§ **EXERCISE**: Search the records for the word "реки" and pick out every line that has it.

§ **EXTRACTED ENTRIES**:
-- BEGIN --
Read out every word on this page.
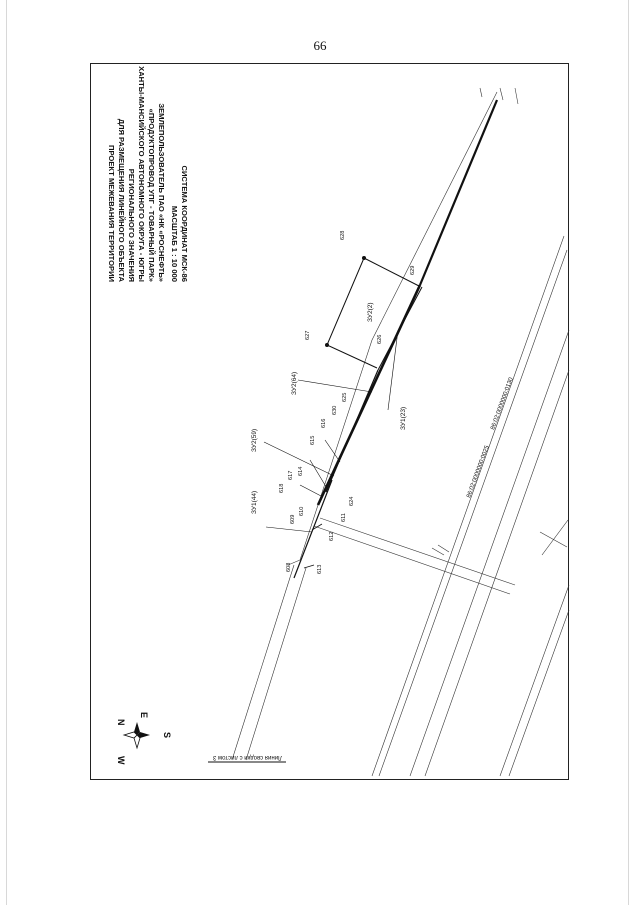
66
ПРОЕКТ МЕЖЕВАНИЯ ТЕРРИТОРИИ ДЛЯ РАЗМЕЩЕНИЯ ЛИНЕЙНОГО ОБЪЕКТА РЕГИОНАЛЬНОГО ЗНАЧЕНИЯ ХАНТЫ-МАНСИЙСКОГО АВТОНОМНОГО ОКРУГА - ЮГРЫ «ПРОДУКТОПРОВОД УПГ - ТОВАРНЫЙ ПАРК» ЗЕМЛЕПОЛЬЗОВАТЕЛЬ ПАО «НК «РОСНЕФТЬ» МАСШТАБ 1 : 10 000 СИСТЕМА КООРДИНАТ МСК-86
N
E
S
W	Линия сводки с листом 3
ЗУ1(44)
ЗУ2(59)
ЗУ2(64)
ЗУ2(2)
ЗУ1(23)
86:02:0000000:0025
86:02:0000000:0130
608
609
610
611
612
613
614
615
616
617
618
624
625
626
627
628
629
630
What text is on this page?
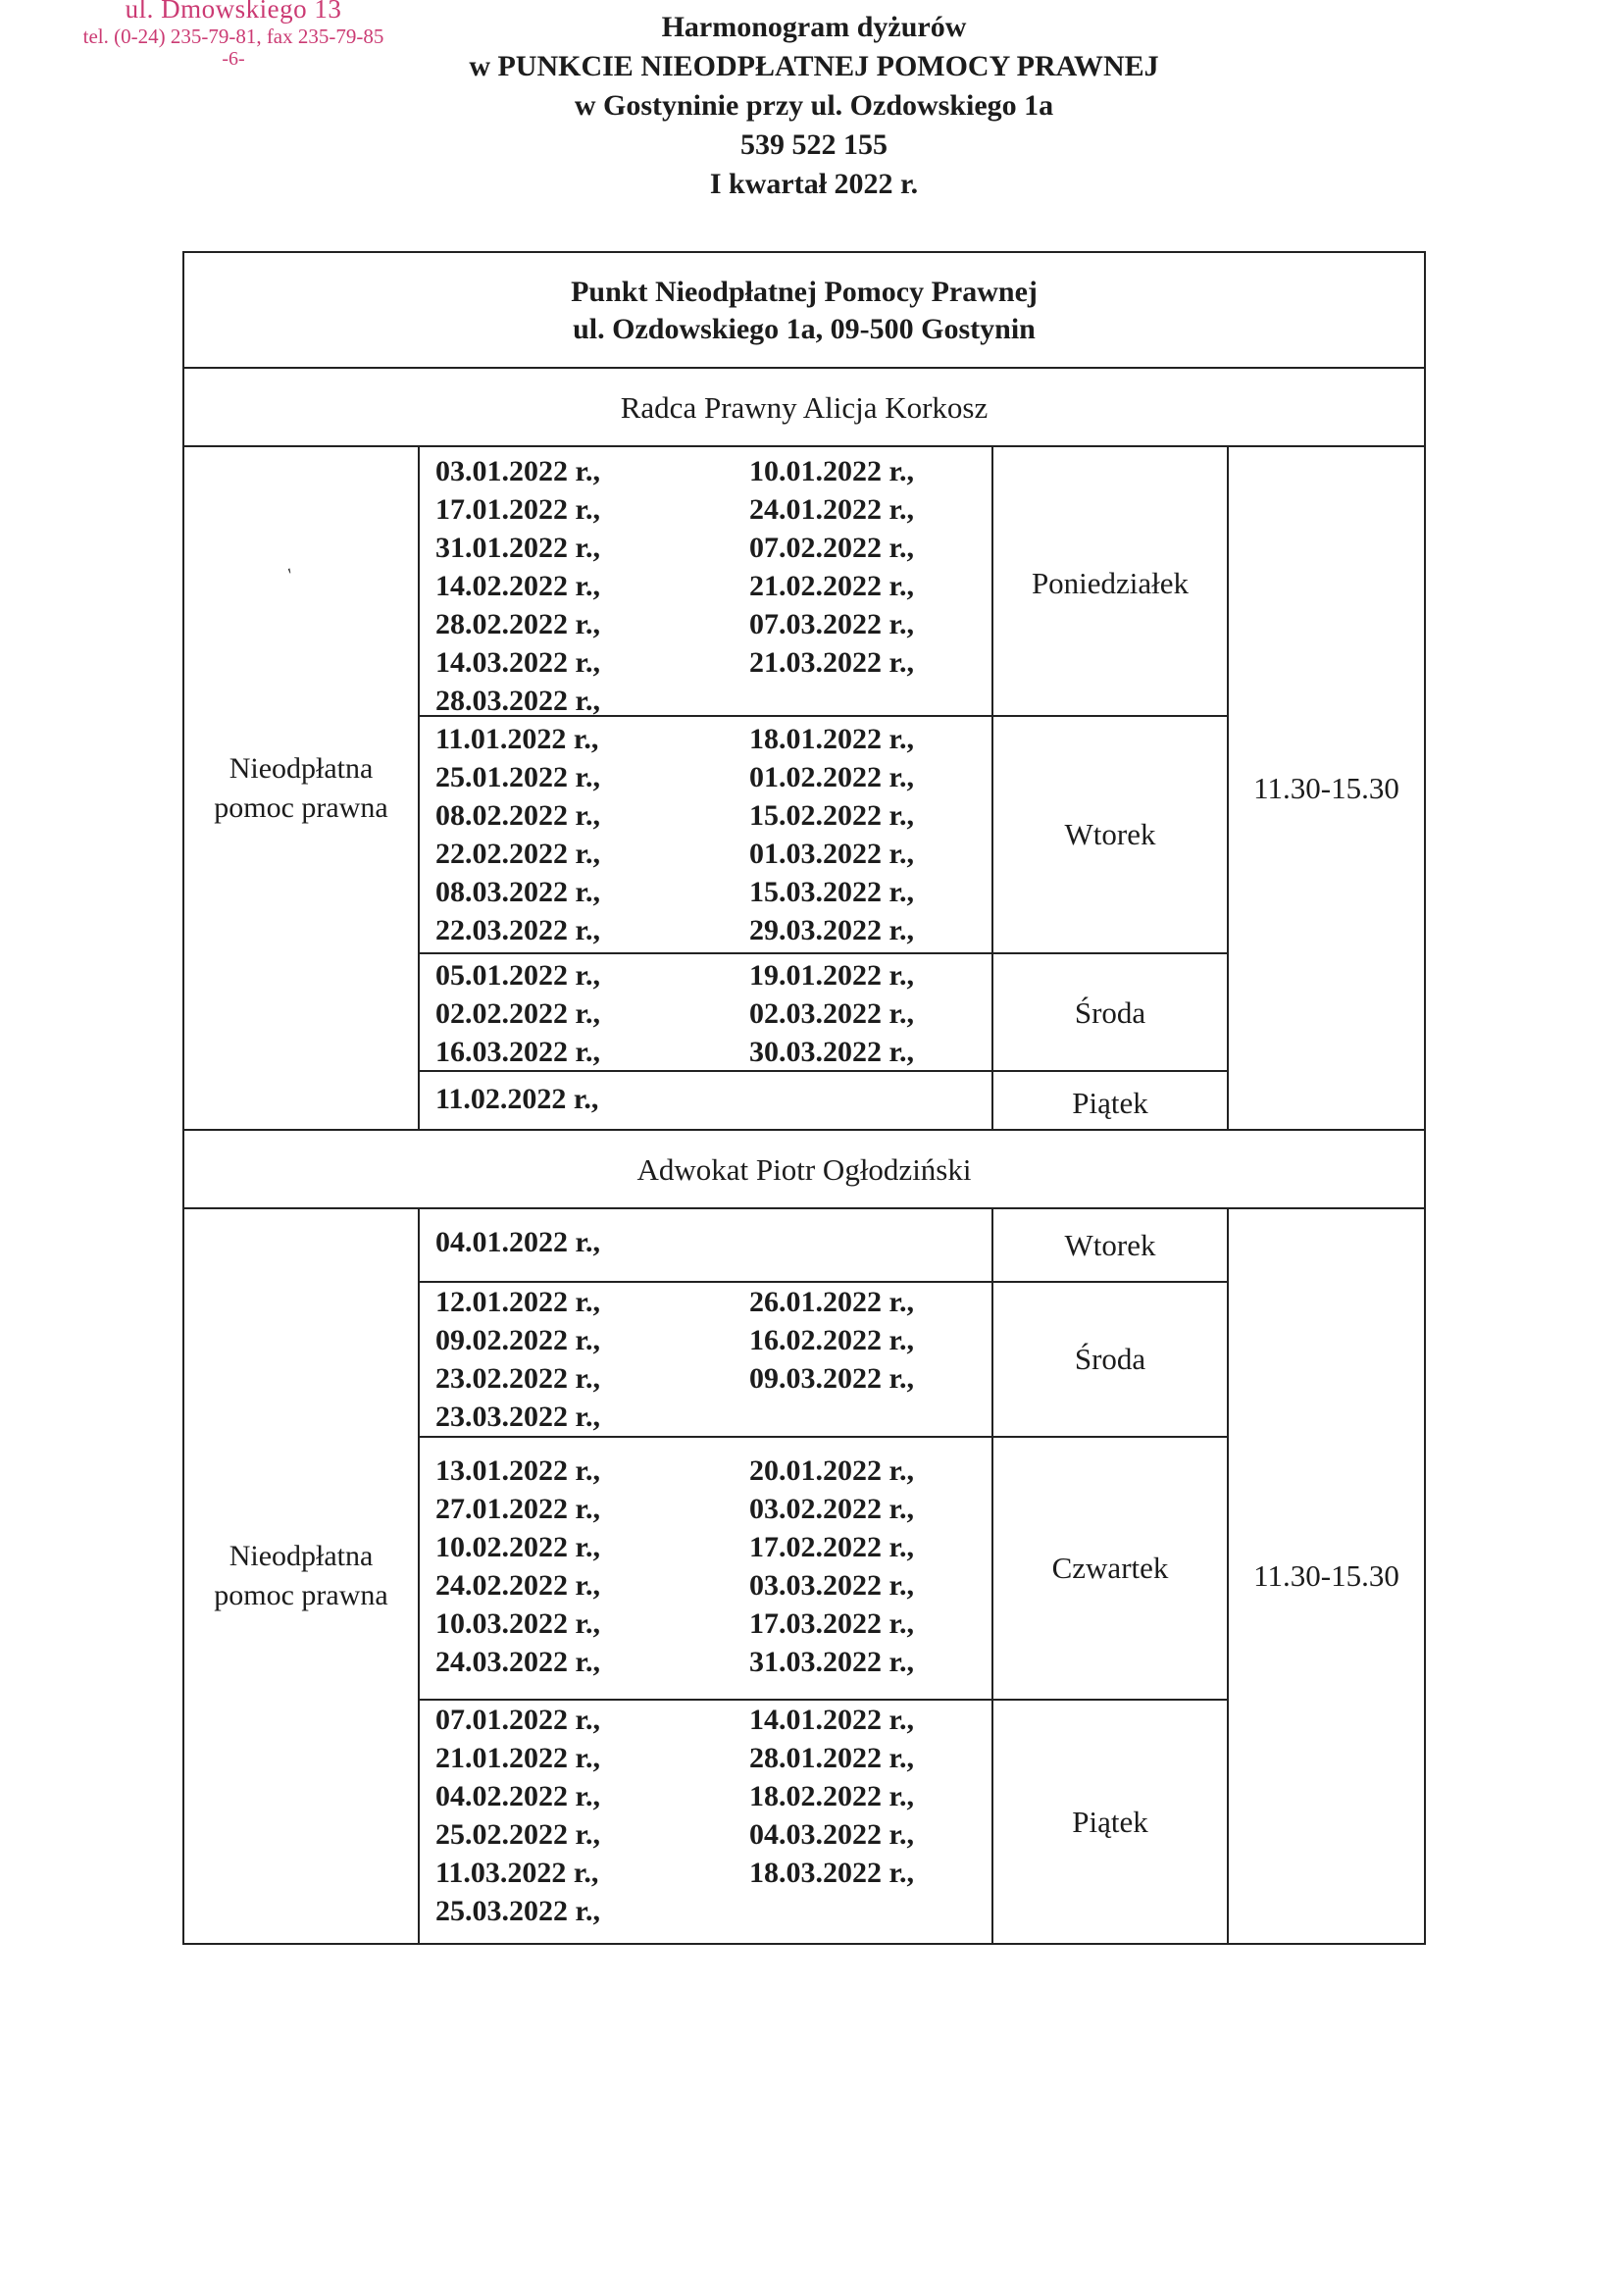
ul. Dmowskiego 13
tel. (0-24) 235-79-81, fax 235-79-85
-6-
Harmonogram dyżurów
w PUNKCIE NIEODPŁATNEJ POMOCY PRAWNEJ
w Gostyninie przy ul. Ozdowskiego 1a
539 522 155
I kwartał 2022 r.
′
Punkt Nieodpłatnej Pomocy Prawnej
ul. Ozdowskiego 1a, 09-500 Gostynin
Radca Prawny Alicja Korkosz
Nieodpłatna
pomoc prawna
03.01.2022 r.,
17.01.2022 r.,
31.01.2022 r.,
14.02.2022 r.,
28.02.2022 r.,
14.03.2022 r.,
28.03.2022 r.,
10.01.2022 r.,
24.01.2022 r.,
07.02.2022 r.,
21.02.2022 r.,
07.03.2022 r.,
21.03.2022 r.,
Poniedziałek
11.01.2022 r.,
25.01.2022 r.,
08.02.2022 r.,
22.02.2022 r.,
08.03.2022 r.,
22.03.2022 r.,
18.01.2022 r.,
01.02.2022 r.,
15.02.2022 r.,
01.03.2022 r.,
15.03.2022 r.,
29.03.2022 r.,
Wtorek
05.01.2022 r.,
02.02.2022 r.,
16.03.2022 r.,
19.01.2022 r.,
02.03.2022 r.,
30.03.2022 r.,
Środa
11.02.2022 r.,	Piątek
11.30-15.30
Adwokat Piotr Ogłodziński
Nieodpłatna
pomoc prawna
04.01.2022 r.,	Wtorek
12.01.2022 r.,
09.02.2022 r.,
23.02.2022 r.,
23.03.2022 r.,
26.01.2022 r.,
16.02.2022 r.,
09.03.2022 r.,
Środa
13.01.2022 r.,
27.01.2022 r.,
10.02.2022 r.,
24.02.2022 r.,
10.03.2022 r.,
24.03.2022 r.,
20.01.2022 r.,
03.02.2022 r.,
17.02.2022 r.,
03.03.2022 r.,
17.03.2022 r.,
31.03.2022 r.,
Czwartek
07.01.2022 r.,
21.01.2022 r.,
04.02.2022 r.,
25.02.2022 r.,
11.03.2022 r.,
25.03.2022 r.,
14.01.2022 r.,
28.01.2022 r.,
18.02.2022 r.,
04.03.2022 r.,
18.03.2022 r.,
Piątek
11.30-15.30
-- END --
-- BEGIN --
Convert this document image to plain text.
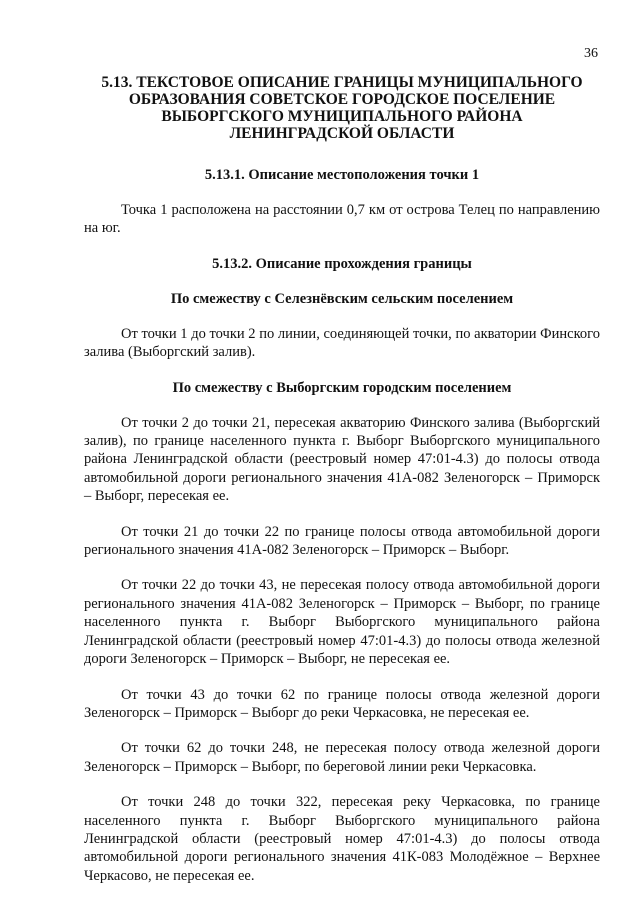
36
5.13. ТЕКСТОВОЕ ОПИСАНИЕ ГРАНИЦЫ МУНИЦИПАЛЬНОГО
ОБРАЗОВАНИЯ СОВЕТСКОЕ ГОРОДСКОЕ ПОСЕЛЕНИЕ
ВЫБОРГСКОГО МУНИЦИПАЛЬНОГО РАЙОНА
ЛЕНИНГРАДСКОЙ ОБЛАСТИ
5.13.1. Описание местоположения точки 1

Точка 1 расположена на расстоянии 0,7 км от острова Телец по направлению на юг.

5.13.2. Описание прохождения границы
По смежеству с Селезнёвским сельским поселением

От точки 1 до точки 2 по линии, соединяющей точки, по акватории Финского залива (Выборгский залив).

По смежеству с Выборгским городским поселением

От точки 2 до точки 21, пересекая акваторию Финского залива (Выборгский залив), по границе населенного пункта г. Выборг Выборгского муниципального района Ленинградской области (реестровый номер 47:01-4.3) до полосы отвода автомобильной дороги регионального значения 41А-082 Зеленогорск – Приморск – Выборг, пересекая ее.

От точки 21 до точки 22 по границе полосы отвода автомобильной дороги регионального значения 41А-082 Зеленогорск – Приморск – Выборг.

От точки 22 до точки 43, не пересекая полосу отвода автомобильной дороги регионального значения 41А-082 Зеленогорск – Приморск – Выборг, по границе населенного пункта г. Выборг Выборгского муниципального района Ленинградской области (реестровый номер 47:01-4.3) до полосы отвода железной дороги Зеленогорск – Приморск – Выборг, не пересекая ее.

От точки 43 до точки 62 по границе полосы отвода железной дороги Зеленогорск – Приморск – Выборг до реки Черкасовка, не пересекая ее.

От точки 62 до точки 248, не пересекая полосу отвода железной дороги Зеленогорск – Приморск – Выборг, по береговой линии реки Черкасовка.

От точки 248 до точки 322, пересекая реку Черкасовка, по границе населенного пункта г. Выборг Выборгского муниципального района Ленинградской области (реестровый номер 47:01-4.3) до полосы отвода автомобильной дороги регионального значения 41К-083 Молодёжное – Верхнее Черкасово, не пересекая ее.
-- END --
-- BEGIN --
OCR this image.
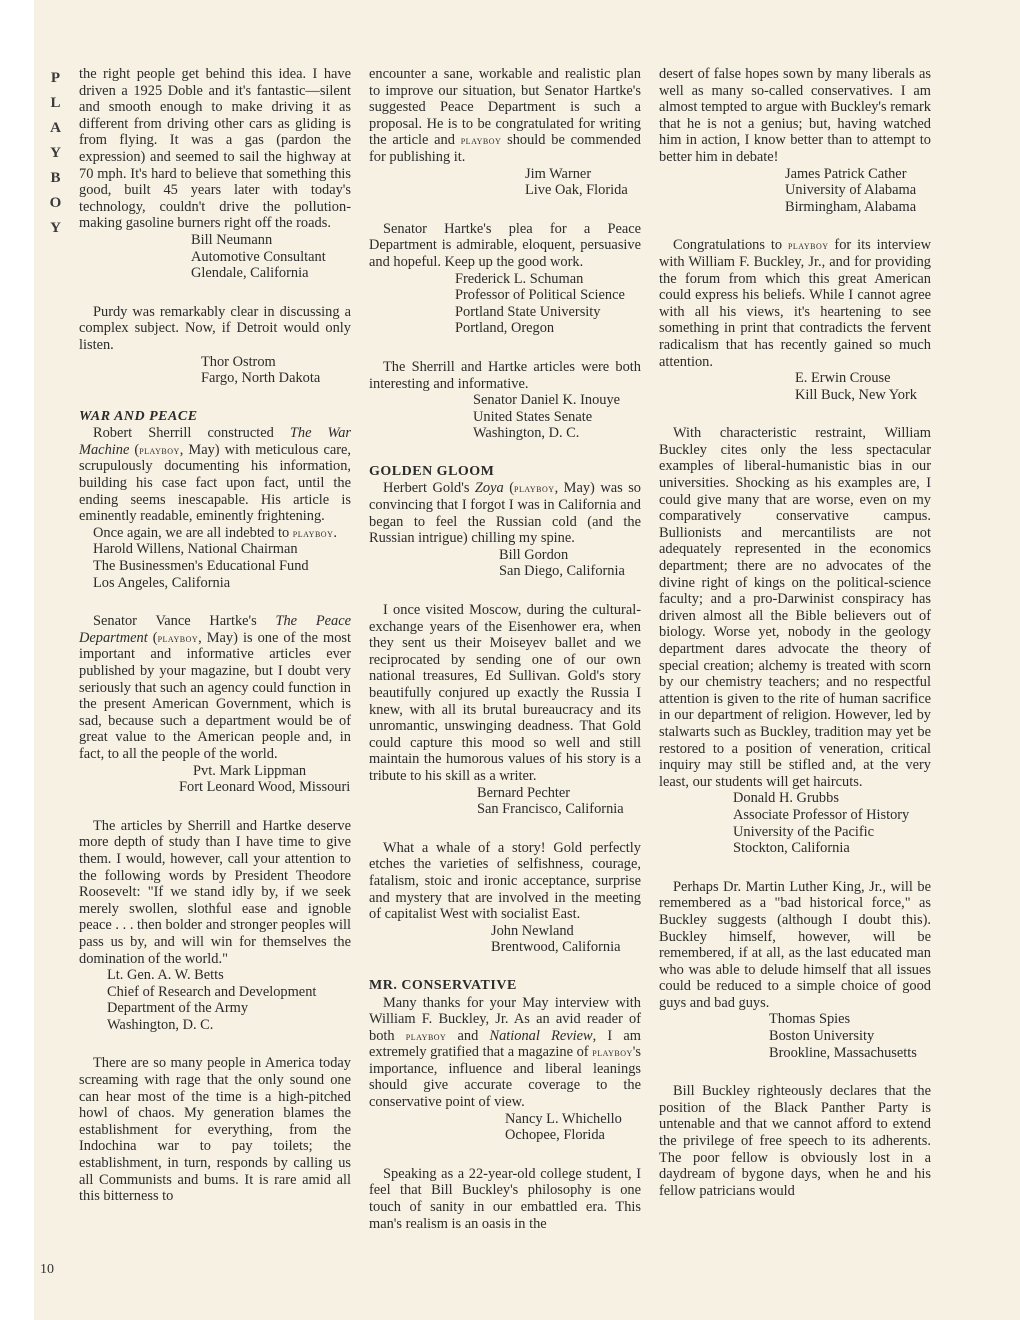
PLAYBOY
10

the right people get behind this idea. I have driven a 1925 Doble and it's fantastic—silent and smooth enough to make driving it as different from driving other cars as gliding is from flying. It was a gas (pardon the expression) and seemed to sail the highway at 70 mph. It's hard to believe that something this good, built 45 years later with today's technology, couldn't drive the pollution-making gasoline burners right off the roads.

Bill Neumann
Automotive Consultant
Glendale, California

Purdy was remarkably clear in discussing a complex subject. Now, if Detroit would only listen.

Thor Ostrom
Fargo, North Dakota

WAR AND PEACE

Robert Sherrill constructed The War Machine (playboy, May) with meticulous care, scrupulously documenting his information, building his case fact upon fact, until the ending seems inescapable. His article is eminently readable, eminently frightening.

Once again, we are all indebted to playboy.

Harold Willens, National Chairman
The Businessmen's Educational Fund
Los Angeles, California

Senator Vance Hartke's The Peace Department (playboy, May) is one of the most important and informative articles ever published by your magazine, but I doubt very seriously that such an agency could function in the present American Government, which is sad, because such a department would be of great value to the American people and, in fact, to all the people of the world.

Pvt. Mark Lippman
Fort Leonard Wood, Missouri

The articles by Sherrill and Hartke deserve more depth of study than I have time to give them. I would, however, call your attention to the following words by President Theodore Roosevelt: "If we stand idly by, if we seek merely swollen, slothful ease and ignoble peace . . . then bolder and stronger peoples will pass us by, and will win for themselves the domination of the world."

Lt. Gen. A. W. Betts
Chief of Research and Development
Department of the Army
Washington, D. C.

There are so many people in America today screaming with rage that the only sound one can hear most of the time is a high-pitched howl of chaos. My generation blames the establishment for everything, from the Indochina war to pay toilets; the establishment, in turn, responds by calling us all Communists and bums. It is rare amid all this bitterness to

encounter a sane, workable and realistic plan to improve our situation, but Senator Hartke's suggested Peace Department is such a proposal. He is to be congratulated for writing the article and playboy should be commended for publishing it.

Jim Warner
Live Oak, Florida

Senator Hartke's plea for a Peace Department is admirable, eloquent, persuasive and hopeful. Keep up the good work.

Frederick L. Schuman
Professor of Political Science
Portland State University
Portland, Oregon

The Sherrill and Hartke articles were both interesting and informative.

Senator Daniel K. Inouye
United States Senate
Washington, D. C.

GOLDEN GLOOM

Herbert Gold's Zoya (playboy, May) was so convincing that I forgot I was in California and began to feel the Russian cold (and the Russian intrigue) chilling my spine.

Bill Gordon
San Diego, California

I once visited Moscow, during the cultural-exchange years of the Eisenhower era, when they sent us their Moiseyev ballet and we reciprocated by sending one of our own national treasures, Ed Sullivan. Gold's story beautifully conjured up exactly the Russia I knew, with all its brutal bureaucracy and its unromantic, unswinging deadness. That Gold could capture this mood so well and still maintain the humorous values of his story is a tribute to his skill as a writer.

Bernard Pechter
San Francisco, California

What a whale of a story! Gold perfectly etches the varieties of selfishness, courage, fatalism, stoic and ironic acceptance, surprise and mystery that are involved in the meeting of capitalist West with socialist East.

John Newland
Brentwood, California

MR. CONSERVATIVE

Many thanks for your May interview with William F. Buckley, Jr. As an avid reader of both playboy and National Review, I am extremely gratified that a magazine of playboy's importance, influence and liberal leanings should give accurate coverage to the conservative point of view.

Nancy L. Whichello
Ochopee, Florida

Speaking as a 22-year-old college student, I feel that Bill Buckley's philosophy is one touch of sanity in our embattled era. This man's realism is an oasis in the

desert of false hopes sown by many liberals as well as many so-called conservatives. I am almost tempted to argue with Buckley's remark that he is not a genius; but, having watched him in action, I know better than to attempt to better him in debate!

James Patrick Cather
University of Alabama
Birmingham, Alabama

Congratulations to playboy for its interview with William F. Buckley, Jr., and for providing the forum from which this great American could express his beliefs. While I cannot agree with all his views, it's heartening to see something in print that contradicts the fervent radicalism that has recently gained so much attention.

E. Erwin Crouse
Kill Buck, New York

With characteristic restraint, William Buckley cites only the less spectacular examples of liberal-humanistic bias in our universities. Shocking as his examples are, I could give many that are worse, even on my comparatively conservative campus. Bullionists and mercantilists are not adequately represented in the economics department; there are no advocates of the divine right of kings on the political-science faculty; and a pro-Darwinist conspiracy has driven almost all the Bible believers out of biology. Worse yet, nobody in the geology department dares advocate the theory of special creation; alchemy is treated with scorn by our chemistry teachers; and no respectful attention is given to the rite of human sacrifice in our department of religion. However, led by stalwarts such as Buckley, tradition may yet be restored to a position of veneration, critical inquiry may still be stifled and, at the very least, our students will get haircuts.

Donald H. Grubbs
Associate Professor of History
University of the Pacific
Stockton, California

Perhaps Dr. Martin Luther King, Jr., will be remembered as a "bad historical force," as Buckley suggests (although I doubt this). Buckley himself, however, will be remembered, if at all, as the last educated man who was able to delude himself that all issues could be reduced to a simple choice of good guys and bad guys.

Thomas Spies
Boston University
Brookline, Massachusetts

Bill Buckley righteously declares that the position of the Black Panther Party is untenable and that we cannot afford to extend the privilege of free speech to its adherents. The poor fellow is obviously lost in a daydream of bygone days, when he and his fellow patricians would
-- END --
§ **FINISHED EXERCISE**:
От точки 43 до точки 62 по границе полосы отвода железной дороги Зеленогорск – Приморск – Выборг до реки Черкасовка, не пересекая ее.
От точки 62 до точки 248, не пересекая полосу отвода железной дороги Зеленогорск – Приморск – Выборг, по береговой линии реки Черкасовка.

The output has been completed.